__Required task__. Using the listing below, give the number of lines where "issues" appears, and nothing else.

**** Data records

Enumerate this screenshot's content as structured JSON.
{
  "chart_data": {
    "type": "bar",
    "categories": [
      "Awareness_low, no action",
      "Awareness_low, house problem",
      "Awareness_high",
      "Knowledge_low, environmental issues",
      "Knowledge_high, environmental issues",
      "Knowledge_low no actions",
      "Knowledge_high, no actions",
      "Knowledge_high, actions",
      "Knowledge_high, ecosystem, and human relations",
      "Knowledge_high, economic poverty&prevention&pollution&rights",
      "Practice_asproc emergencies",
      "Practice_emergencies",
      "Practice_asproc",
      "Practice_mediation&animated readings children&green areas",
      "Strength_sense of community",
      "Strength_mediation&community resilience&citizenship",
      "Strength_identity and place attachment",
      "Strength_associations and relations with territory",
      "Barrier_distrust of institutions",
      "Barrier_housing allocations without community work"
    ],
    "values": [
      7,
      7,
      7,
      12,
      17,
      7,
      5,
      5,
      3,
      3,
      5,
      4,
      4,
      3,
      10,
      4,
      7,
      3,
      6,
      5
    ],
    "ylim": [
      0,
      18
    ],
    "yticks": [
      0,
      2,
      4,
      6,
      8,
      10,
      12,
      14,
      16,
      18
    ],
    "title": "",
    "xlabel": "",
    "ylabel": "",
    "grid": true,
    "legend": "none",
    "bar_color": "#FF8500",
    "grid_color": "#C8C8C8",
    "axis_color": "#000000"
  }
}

********
**** Data records

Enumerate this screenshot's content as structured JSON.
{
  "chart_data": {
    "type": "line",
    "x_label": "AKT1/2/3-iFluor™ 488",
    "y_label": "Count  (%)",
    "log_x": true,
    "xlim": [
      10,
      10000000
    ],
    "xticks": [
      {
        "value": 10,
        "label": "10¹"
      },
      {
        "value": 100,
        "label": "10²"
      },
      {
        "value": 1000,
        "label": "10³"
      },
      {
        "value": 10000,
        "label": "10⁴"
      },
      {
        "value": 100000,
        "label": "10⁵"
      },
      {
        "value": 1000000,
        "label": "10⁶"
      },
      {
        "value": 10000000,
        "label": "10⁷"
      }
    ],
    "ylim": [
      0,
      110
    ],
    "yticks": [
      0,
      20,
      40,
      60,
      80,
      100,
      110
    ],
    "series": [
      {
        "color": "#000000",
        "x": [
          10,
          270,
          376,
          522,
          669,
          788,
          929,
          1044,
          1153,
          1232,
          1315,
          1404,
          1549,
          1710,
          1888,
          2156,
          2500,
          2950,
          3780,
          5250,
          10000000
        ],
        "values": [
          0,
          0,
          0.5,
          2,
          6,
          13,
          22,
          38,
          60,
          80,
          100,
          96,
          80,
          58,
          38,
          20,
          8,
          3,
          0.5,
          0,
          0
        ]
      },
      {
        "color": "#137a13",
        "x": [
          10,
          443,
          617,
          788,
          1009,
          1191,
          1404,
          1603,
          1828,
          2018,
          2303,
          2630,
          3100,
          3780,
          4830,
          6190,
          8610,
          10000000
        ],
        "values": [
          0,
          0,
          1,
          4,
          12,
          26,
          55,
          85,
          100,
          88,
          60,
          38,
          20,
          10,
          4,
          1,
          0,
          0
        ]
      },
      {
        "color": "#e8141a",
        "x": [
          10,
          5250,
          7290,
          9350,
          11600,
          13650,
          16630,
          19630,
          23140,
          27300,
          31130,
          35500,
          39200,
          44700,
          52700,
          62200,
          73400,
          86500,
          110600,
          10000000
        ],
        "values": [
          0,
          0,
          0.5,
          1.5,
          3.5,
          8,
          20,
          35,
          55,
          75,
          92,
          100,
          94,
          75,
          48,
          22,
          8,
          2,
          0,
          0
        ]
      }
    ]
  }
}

********

__Solution to the exercise__. 2